Document excerpt
The strongest section is the sharks-and-fish analogy. It’s not speculation — it’s pattern-matching to a case that already ran its full cycle (online poker, 2003-ish to collapse) with the same structural setup. That’s more useful than most prediction market critiques, which tend to get tangled in the philosophical case for or against gambling.
Where he’s a little too neat: the “wealth transfer mechanism” framing is rhetorically satisfying but applies to most zero-sum leveraged markets, including plenty that raise real capital elsewhere in the chain. And the credit-score study he cites is one data point — worth noting, not yet load-bearing. The Trump Jr. detour is fair game but does more work for tone than for argument.
Score 8/10. Tight, funny, well-sourced, genuinely useful if you’ve been hearing about Kalshi and wondering what the fuss is. Loses a point because the central critique (thin markets, quant extraction, insider leakage) isn’t new to anyone who followed Intrade, and another half-point for leaning on the “president’s son” detail harder than the evidence supports. Gains it back for the onion framing, which is the kind of regulatory absurdity that’s funnier the more you think about it.

Raw data

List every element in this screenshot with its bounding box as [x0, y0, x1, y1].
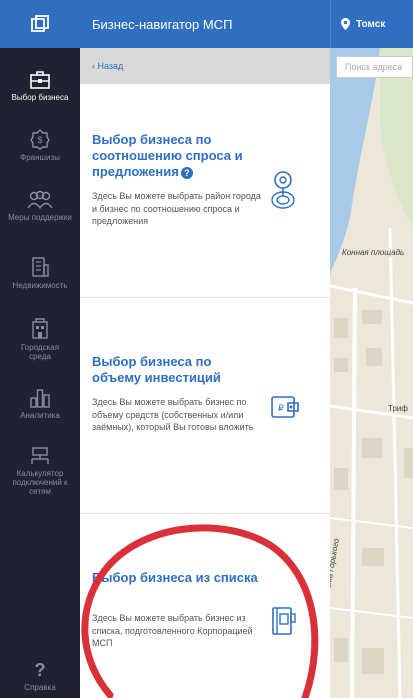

Exercise requirements
**A)** According to the review, which earlier case does the sharks-and-fish analogy match?
**B)** Please transcribe the stretch of the review from "Where he’s a" through "think about it.".
The lines above are separate material from the review.

Responses for each task
**A)** Online poker, from roughly 2003 until its collapse.

**B)**
Where he’s a little too neat: the “wealth transfer mechanism” framing is rhetorically satisfying but applies to most zero-sum leveraged markets, including plenty that raise real capital elsewhere in the chain. And the credit-score study he cites is one data point — worth noting, not yet load-bearing. The Trump Jr. detour is fair game but does more work for tone than for argument.
Score 8/10. Tight, funny, well-sourced, genuinely useful if you’ve been hearing about Kalshi and wondering what the fuss is. Loses a point because the central critique (thin markets, quant extraction, insider leakage) isn’t new to anyone who followed Intrade, and another half-point for leaning on the “president’s son” detail harder than the evidence supports. Gains it back for the onion framing, which is the kind of regulatory absurdity that’s funnier the more you think about it.